--- Excerpted records ---

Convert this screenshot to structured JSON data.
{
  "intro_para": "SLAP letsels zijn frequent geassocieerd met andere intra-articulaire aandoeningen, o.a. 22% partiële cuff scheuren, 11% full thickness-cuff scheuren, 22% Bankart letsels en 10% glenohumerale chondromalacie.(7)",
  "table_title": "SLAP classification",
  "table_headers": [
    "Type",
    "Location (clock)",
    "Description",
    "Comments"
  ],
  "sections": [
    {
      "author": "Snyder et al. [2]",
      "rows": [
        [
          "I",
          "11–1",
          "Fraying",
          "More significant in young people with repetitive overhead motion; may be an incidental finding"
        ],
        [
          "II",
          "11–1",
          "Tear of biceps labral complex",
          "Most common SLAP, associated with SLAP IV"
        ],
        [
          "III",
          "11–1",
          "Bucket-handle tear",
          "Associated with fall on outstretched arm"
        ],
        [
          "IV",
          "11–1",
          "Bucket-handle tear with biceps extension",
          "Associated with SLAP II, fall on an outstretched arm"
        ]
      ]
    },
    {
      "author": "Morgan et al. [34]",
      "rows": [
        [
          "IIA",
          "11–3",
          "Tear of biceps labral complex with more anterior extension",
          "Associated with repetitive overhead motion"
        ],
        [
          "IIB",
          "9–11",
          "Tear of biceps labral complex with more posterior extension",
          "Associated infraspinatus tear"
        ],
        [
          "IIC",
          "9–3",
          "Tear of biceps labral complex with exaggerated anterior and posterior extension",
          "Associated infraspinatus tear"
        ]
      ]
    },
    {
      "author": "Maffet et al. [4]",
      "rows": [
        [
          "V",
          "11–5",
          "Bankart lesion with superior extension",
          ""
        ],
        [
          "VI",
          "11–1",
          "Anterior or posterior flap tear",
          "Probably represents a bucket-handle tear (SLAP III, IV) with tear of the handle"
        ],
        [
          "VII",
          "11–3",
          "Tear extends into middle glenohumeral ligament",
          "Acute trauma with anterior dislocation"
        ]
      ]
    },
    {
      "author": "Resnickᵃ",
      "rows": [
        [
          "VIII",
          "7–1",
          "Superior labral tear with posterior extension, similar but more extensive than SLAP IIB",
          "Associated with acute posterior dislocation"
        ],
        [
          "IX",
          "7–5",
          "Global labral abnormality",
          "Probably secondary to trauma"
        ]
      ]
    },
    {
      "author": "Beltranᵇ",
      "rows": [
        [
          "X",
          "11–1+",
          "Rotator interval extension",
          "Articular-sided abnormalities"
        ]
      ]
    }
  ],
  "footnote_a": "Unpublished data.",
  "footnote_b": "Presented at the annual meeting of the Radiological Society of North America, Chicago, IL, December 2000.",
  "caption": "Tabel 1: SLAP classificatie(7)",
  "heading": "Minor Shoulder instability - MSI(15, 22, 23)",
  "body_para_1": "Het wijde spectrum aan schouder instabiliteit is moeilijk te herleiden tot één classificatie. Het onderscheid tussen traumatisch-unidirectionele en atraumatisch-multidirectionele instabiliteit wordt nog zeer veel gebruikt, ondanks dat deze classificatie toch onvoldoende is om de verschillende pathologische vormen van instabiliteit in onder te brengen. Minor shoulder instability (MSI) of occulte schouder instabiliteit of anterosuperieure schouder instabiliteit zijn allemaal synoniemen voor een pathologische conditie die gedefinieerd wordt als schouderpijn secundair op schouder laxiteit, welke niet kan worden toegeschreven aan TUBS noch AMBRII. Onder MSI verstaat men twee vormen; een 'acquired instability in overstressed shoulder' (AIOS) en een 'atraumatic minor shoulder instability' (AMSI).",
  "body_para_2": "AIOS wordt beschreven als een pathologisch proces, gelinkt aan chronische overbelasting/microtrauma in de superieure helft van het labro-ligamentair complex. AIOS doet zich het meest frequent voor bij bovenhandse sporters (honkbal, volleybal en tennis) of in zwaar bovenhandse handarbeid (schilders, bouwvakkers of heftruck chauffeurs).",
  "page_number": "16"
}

---

→ Your goal: Repeat the material in full, exactly as it stands.

→ Response to this task:
Convert this screenshot to structured JSON data.
{
  "intro_para": "SLAP letsels zijn frequent geassocieerd met andere intra-articulaire aandoeningen, o.a. 22% partiële cuff scheuren, 11% full thickness-cuff scheuren, 22% Bankart letsels en 10% glenohumerale chondromalacie.(7)",
  "table_title": "SLAP classification",
  "table_headers": [
    "Type",
    "Location (clock)",
    "Description",
    "Comments"
  ],
  "sections": [
    {
      "author": "Snyder et al. [2]",
      "rows": [
        [
          "I",
          "11–1",
          "Fraying",
          "More significant in young people with repetitive overhead motion; may be an incidental finding"
        ],
        [
          "II",
          "11–1",
          "Tear of biceps labral complex",
          "Most common SLAP, associated with SLAP IV"
        ],
        [
          "III",
          "11–1",
          "Bucket-handle tear",
          "Associated with fall on outstretched arm"
        ],
        [
          "IV",
          "11–1",
          "Bucket-handle tear with biceps extension",
          "Associated with SLAP II, fall on an outstretched arm"
        ]
      ]
    },
    {
      "author": "Morgan et al. [34]",
      "rows": [
        [
          "IIA",
          "11–3",
          "Tear of biceps labral complex with more anterior extension",
          "Associated with repetitive overhead motion"
        ],
        [
          "IIB",
          "9–11",
          "Tear of biceps labral complex with more posterior extension",
          "Associated infraspinatus tear"
        ],
        [
          "IIC",
          "9–3",
          "Tear of biceps labral complex with exaggerated anterior and posterior extension",
          "Associated infraspinatus tear"
        ]
      ]
    },
    {
      "author": "Maffet et al. [4]",
      "rows": [
        [
          "V",
          "11–5",
          "Bankart lesion with superior extension",
          ""
        ],
        [
          "VI",
          "11–1",
          "Anterior or posterior flap tear",
          "Probably represents a bucket-handle tear (SLAP III, IV) with tear of the handle"
        ],
        [
          "VII",
          "11–3",
          "Tear extends into middle glenohumeral ligament",
          "Acute trauma with anterior dislocation"
        ]
      ]
    },
    {
      "author": "Resnickᵃ",
      "rows": [
        [
          "VIII",
          "7–1",
          "Superior labral tear with posterior extension, similar but more extensive than SLAP IIB",
          "Associated with acute posterior dislocation"
        ],
        [
          "IX",
          "7–5",
          "Global labral abnormality",
          "Probably secondary to trauma"
        ]
      ]
    },
    {
      "author": "Beltranᵇ",
      "rows": [
        [
          "X",
          "11–1+",
          "Rotator interval extension",
          "Articular-sided abnormalities"
        ]
      ]
    }
  ],
  "footnote_a": "Unpublished data.",
  "footnote_b": "Presented at the annual meeting of the Radiological Society of North America, Chicago, IL, December 2000.",
  "caption": "Tabel 1: SLAP classificatie(7)",
  "heading": "Minor Shoulder instability - MSI(15, 22, 23)",
  "body_para_1": "Het wijde spectrum aan schouder instabiliteit is moeilijk te herleiden tot één classificatie. Het onderscheid tussen traumatisch-unidirectionele en atraumatisch-multidirectionele instabiliteit wordt nog zeer veel gebruikt, ondanks dat deze classificatie toch onvoldoende is om de verschillende pathologische vormen van instabiliteit in onder te brengen. Minor shoulder instability (MSI) of occulte schouder instabiliteit of anterosuperieure schouder instabiliteit zijn allemaal synoniemen voor een pathologische conditie die gedefinieerd wordt als schouderpijn secundair op schouder laxiteit, welke niet kan worden toegeschreven aan TUBS noch AMBRII. Onder MSI verstaat men twee vormen; een 'acquired instability in overstressed shoulder' (AIOS) en een 'atraumatic minor shoulder instability' (AMSI).",
  "body_para_2": "AIOS wordt beschreven als een pathologisch proces, gelinkt aan chronische overbelasting/microtrauma in de superieure helft van het labro-ligamentair complex. AIOS doet zich het meest frequent voor bij bovenhandse sporters (honkbal, volleybal en tennis) of in zwaar bovenhandse handarbeid (schilders, bouwvakkers of heftruck chauffeurs).",
  "page_number": "16"
}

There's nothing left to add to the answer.